*Task*
Return every one of the following items word for word, with no changes.

*Listed entries*
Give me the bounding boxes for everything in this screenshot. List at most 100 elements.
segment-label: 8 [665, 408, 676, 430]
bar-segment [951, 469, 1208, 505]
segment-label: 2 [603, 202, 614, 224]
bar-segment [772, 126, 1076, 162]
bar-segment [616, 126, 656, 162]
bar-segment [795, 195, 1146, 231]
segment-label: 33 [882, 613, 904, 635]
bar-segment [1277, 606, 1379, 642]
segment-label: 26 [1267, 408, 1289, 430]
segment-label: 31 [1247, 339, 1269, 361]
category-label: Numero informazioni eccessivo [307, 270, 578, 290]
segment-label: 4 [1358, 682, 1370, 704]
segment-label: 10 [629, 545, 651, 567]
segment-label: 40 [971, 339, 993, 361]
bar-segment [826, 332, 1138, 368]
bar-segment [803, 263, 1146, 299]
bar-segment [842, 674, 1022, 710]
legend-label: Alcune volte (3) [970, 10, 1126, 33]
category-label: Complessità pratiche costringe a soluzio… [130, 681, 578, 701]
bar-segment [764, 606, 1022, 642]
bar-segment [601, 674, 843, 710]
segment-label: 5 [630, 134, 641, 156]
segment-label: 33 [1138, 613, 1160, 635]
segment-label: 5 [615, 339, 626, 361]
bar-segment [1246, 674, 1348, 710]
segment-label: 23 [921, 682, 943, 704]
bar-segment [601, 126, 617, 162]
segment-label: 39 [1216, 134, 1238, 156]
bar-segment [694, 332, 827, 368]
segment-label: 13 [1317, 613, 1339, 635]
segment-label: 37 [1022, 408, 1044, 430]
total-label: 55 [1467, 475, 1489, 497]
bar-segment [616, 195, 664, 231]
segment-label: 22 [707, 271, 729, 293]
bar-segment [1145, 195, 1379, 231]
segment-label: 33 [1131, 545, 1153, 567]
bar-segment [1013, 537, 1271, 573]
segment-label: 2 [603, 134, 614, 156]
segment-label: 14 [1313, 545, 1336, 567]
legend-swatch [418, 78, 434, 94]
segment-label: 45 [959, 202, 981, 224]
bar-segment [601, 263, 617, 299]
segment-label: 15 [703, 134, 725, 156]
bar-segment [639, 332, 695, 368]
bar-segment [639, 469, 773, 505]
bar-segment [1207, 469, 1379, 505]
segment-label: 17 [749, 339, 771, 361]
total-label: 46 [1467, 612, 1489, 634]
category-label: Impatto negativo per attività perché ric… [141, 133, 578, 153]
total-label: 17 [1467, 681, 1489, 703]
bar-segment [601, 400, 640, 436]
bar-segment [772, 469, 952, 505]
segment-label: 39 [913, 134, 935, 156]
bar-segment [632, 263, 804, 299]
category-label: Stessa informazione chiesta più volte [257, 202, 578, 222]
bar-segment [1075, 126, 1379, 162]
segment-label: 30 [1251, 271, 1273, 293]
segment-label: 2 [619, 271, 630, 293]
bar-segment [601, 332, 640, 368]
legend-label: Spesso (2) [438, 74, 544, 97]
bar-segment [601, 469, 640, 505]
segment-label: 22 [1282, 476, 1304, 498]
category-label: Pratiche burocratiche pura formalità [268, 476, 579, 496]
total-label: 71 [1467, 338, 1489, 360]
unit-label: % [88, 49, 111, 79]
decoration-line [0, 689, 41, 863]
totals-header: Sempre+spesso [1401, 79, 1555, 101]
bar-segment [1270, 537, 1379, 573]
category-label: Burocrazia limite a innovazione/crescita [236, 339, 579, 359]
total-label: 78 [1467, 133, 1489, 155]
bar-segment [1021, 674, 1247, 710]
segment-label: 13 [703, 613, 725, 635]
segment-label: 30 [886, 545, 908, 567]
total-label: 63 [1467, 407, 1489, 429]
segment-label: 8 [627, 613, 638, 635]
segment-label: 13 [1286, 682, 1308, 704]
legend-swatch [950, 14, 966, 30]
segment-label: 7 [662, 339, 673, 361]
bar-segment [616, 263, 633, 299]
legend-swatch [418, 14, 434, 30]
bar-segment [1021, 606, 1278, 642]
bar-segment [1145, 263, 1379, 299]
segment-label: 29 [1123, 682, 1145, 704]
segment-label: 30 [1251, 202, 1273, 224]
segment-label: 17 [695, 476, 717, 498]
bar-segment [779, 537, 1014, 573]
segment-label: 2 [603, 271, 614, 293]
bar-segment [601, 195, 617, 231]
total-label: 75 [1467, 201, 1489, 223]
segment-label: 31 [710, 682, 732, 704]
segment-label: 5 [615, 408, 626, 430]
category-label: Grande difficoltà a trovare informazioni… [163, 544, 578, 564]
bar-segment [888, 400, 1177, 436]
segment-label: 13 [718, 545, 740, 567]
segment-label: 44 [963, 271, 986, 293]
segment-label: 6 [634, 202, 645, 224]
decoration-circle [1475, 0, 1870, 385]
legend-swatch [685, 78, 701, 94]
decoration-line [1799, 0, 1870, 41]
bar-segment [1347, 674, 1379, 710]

*Result of this exercise*
Give me the bounding boxes for everything in this screenshot. List at most 100 elements.
segment-label: 8 [665, 408, 676, 430]
bar-segment [951, 469, 1208, 505]
segment-label: 2 [603, 202, 614, 224]
bar-segment [772, 126, 1076, 162]
bar-segment [616, 126, 656, 162]
bar-segment [795, 195, 1146, 231]
segment-label: 33 [882, 613, 904, 635]
bar-segment [1277, 606, 1379, 642]
segment-label: 26 [1267, 408, 1289, 430]
segment-label: 31 [1247, 339, 1269, 361]
category-label: Numero informazioni eccessivo [307, 270, 578, 290]
segment-label: 4 [1358, 682, 1370, 704]
segment-label: 10 [629, 545, 651, 567]
segment-label: 40 [971, 339, 993, 361]
bar-segment [826, 332, 1138, 368]
bar-segment [803, 263, 1146, 299]
bar-segment [842, 674, 1022, 710]
legend-label: Alcune volte (3) [970, 10, 1126, 33]
category-label: Complessità pratiche costringe a soluzio… [130, 681, 578, 701]
bar-segment [764, 606, 1022, 642]
bar-segment [601, 674, 843, 710]
segment-label: 5 [630, 134, 641, 156]
segment-label: 33 [1138, 613, 1160, 635]
segment-label: 5 [615, 339, 626, 361]
bar-segment [1246, 674, 1348, 710]
segment-label: 23 [921, 682, 943, 704]
bar-segment [601, 126, 617, 162]
segment-label: 39 [1216, 134, 1238, 156]
bar-segment [694, 332, 827, 368]
segment-label: 13 [1317, 613, 1339, 635]
segment-label: 37 [1022, 408, 1044, 430]
total-label: 55 [1467, 475, 1489, 497]
bar-segment [616, 195, 664, 231]
segment-label: 22 [707, 271, 729, 293]
bar-segment [1145, 195, 1379, 231]
segment-label: 33 [1131, 545, 1153, 567]
bar-segment [1013, 537, 1271, 573]
segment-label: 2 [603, 134, 614, 156]
segment-label: 14 [1313, 545, 1336, 567]
legend-swatch [418, 78, 434, 94]
segment-label: 45 [959, 202, 981, 224]
bar-segment [601, 263, 617, 299]
segment-label: 15 [703, 134, 725, 156]
bar-segment [639, 332, 695, 368]
bar-segment [639, 469, 773, 505]
bar-segment [1207, 469, 1379, 505]
segment-label: 17 [749, 339, 771, 361]
total-label: 46 [1467, 612, 1489, 634]
category-label: Impatto negativo per attività perché ric… [141, 133, 578, 153]
total-label: 17 [1467, 681, 1489, 703]
bar-segment [601, 400, 640, 436]
bar-segment [772, 469, 952, 505]
segment-label: 39 [913, 134, 935, 156]
bar-segment [632, 263, 804, 299]
category-label: Stessa informazione chiesta più volte [257, 202, 578, 222]
bar-segment [1075, 126, 1379, 162]
segment-label: 30 [1251, 271, 1273, 293]
segment-label: 2 [619, 271, 630, 293]
bar-segment [601, 332, 640, 368]
legend-label: Spesso (2) [438, 74, 544, 97]
bar-segment [601, 469, 640, 505]
segment-label: 22 [1282, 476, 1304, 498]
category-label: Pratiche burocratiche pura formalità [268, 476, 579, 496]
total-label: 71 [1467, 338, 1489, 360]
unit-label: % [88, 49, 111, 79]
decoration-line [0, 689, 41, 863]
totals-header: Sempre+spesso [1401, 79, 1555, 101]
bar-segment [1270, 537, 1379, 573]
category-label: Burocrazia limite a innovazione/crescita [236, 339, 579, 359]
total-label: 78 [1467, 133, 1489, 155]
bar-segment [1021, 674, 1247, 710]
segment-label: 13 [703, 613, 725, 635]
segment-label: 30 [886, 545, 908, 567]
total-label: 63 [1467, 407, 1489, 429]
segment-label: 8 [627, 613, 638, 635]
segment-label: 13 [1286, 682, 1308, 704]
legend-swatch [950, 14, 966, 30]
segment-label: 7 [662, 339, 673, 361]
bar-segment [616, 263, 633, 299]
legend-swatch [418, 14, 434, 30]
bar-segment [1021, 606, 1278, 642]
bar-segment [1145, 263, 1379, 299]
segment-label: 29 [1123, 682, 1145, 704]
segment-label: 30 [1251, 202, 1273, 224]
segment-label: 17 [695, 476, 717, 498]
bar-segment [779, 537, 1014, 573]
segment-label: 2 [603, 271, 614, 293]
bar-segment [601, 195, 617, 231]
total-label: 75 [1467, 201, 1489, 223]
segment-label: 31 [710, 682, 732, 704]
segment-label: 5 [615, 408, 626, 430]
category-label: Grande difficoltà a trovare informazioni… [163, 544, 578, 564]
bar-segment [888, 400, 1177, 436]
segment-label: 13 [718, 545, 740, 567]
segment-label: 44 [963, 271, 986, 293]
segment-label: 6 [634, 202, 645, 224]
decoration-circle [1475, 0, 1870, 385]
legend-swatch [685, 78, 701, 94]
decoration-line [1799, 0, 1870, 41]
bar-segment [1347, 674, 1379, 710]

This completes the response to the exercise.